Problem statement —
Quote the whole listing word for word, please.

Exercise materials —
______

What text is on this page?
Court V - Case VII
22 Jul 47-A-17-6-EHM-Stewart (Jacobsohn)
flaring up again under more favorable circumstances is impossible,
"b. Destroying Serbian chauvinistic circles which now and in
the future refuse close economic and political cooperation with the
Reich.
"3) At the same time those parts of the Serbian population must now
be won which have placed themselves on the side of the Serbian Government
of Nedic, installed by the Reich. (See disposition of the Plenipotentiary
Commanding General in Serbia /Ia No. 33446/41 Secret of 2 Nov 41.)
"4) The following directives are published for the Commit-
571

______

Result of this exercise —
What text is on this page?
Court V - Case VII
22 Jul 47-A-17-6-EHM-Stewart (Jacobsohn)
flaring up again under more favorable circumstances is impossible,
"b. Destroying Serbian chauvinistic circles which now and in
the future refuse close economic and political cooperation with the
Reich.
"3) At the same time those parts of the Serbian population must now
be won which have placed themselves on the side of the Serbian Government
of Nedic, installed by the Reich. (See disposition of the Plenipotentiary
Commanding General in Serbia /Ia No. 33446/41 Secret of 2 Nov 41.)
"4) The following directives are published for the Commit-
571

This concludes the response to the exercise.